>> BEGIN

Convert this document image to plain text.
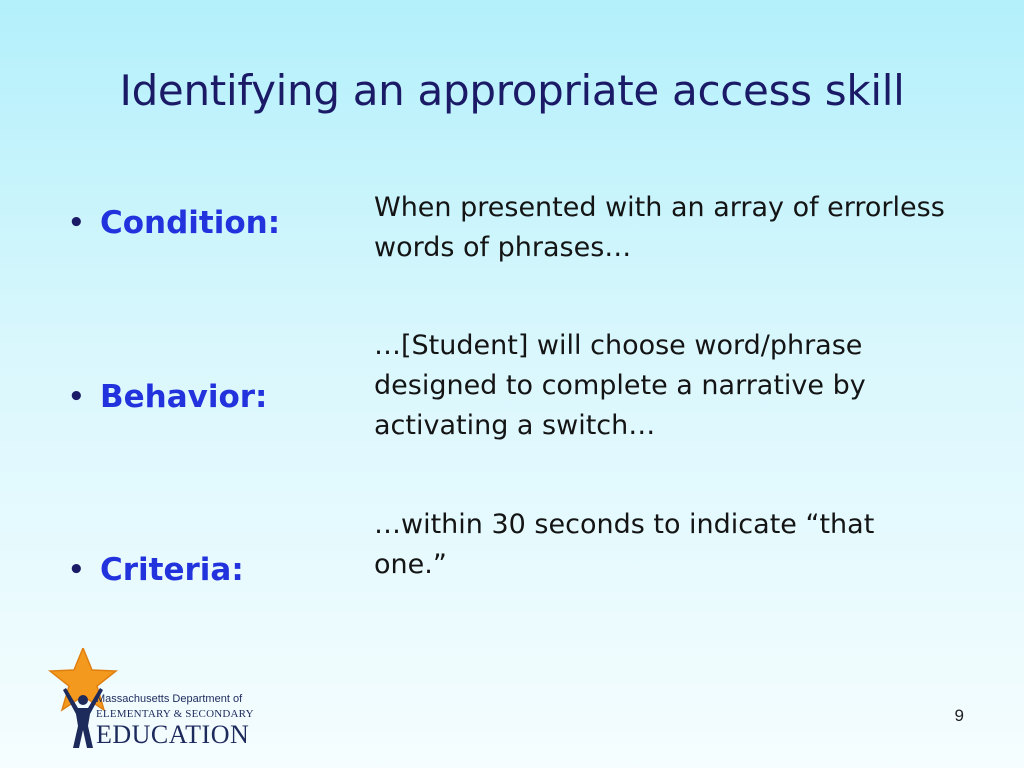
Identifying an appropriate access skill
• Condition:
• Behavior:
• Criteria:
When presented with an array of errorless words of phrases…
…[Student] will choose word/phrase designed to complete a narrative by activating a switch…
…within 30 seconds to indicate “that one.”
Massachusetts Department of
ELEMENTARY & SECONDARY
EDUCATION
9
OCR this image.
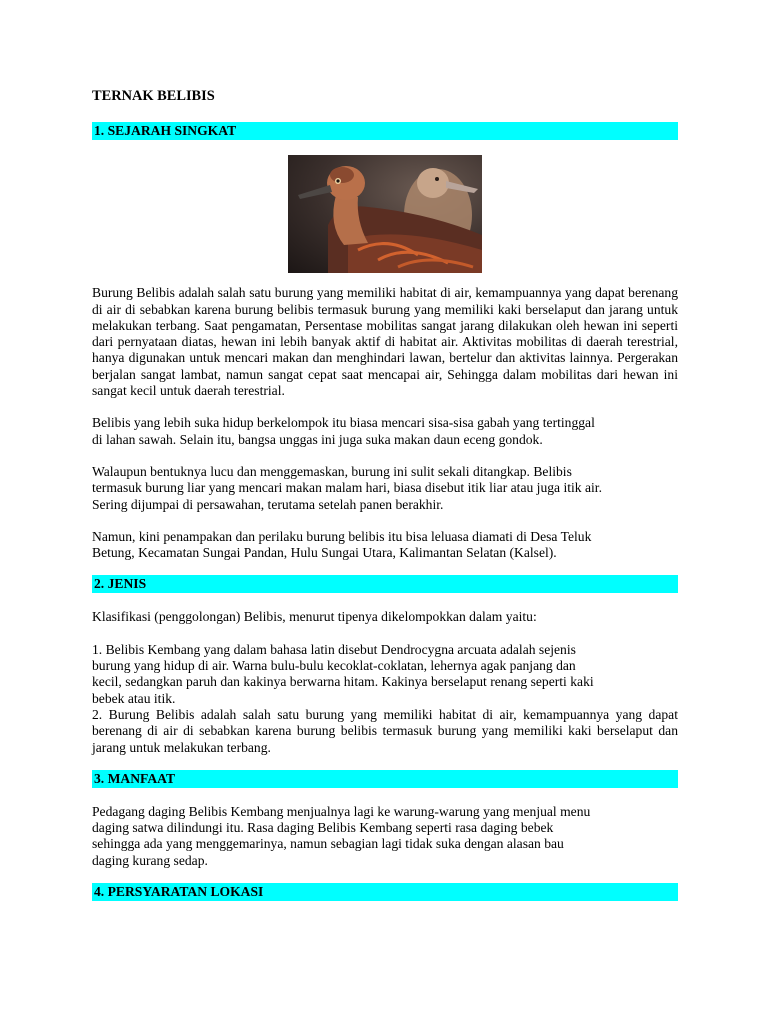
TERNAK BELIBIS
1. SEJARAH SINGKAT

Burung Belibis adalah salah satu burung yang memiliki habitat di air, kemampuannya yang dapat berenang di air di sebabkan karena burung belibis termasuk burung yang memiliki kaki berselaput dan jarang untuk melakukan terbang. Saat pengamatan, Persentase mobilitas sangat jarang dilakukan oleh hewan ini seperti dari pernyataan diatas, hewan ini lebih banyak aktif di habitat air. Aktivitas mobilitas di daerah terestrial, hanya digunakan untuk mencari makan dan menghindari lawan, bertelur dan aktivitas lainnya. Pergerakan berjalan sangat lambat, namun sangat cepat saat mencapai air, Sehingga dalam mobilitas dari hewan ini sangat kecil untuk daerah terestrial.

Belibis yang lebih suka hidup berkelompok itu biasa mencari sisa-sisa gabah yang tertinggal
di lahan sawah. Selain itu, bangsa unggas ini juga suka makan daun eceng gondok.

Walaupun bentuknya lucu dan menggemaskan, burung ini sulit sekali ditangkap. Belibis
termasuk burung liar yang mencari makan malam hari, biasa disebut itik liar atau juga itik air.
Sering dijumpai di persawahan, terutama setelah panen berakhir.

Namun, kini penampakan dan perilaku burung belibis itu bisa leluasa diamati di Desa Teluk
Betung, Kecamatan Sungai Pandan, Hulu Sungai Utara, Kalimantan Selatan (Kalsel).

2. JENIS

Klasifikasi (penggolongan) Belibis, menurut tipenya dikelompokkan dalam yaitu:

1. Belibis Kembang yang dalam bahasa latin disebut Dendrocygna arcuata adalah sejenis
burung yang hidup di air. Warna bulu-bulu kecoklat-coklatan, lehernya agak panjang dan
kecil, sedangkan paruh dan kakinya berwarna hitam. Kakinya berselaput renang seperti kaki
bebek atau itik.

2. Burung Belibis adalah salah satu burung yang memiliki habitat di air, kemampuannya yang dapat berenang di air di sebabkan karena burung belibis termasuk burung yang memiliki kaki berselaput dan jarang untuk melakukan terbang.

3. MANFAAT

Pedagang daging Belibis Kembang menjualnya lagi ke warung-warung yang menjual menu
daging satwa dilindungi itu. Rasa daging Belibis Kembang seperti rasa daging bebek
sehingga ada yang menggemarinya, namun sebagian lagi tidak suka dengan alasan bau
daging kurang sedap.

4. PERSYARATAN LOKASI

>> END

## WHAT TO PRODUCE
Without the pictures, output the full listing exactly as it stands.

## EXPECTED OUTPUT
Convert this document image to plain text.
Identifying an appropriate access skill
• Condition:
• Behavior:
• Criteria:
When presented with an array of errorless words of phrases…
…[Student] will choose word/phrase designed to complete a narrative by activating a switch…
…within 30 seconds to indicate “that one.”
Massachusetts Department of
ELEMENTARY & SECONDARY
EDUCATION
9
OCR this image.
TERNAK BELIBIS
1. SEJARAH SINGKAT

Burung Belibis adalah salah satu burung yang memiliki habitat di air, kemampuannya yang dapat berenang di air di sebabkan karena burung belibis termasuk burung yang memiliki kaki berselaput dan jarang untuk melakukan terbang. Saat pengamatan, Persentase mobilitas sangat jarang dilakukan oleh hewan ini seperti dari pernyataan diatas, hewan ini lebih banyak aktif di habitat air. Aktivitas mobilitas di daerah terestrial, hanya digunakan untuk mencari makan dan menghindari lawan, bertelur dan aktivitas lainnya. Pergerakan berjalan sangat lambat, namun sangat cepat saat mencapai air, Sehingga dalam mobilitas dari hewan ini sangat kecil untuk daerah terestrial.

Belibis yang lebih suka hidup berkelompok itu biasa mencari sisa-sisa gabah yang tertinggal
di lahan sawah. Selain itu, bangsa unggas ini juga suka makan daun eceng gondok.

Walaupun bentuknya lucu dan menggemaskan, burung ini sulit sekali ditangkap. Belibis
termasuk burung liar yang mencari makan malam hari, biasa disebut itik liar atau juga itik air.
Sering dijumpai di persawahan, terutama setelah panen berakhir.

Namun, kini penampakan dan perilaku burung belibis itu bisa leluasa diamati di Desa Teluk
Betung, Kecamatan Sungai Pandan, Hulu Sungai Utara, Kalimantan Selatan (Kalsel).

2. JENIS

Klasifikasi (penggolongan) Belibis, menurut tipenya dikelompokkan dalam yaitu:

1. Belibis Kembang yang dalam bahasa latin disebut Dendrocygna arcuata adalah sejenis
burung yang hidup di air. Warna bulu-bulu kecoklat-coklatan, lehernya agak panjang dan
kecil, sedangkan paruh dan kakinya berwarna hitam. Kakinya berselaput renang seperti kaki
bebek atau itik.

2. Burung Belibis adalah salah satu burung yang memiliki habitat di air, kemampuannya yang dapat berenang di air di sebabkan karena burung belibis termasuk burung yang memiliki kaki berselaput dan jarang untuk melakukan terbang.

3. MANFAAT

Pedagang daging Belibis Kembang menjualnya lagi ke warung-warung yang menjual menu
daging satwa dilindungi itu. Rasa daging Belibis Kembang seperti rasa daging bebek
sehingga ada yang menggemarinya, namun sebagian lagi tidak suka dengan alasan bau
daging kurang sedap.

4. PERSYARATAN LOKASI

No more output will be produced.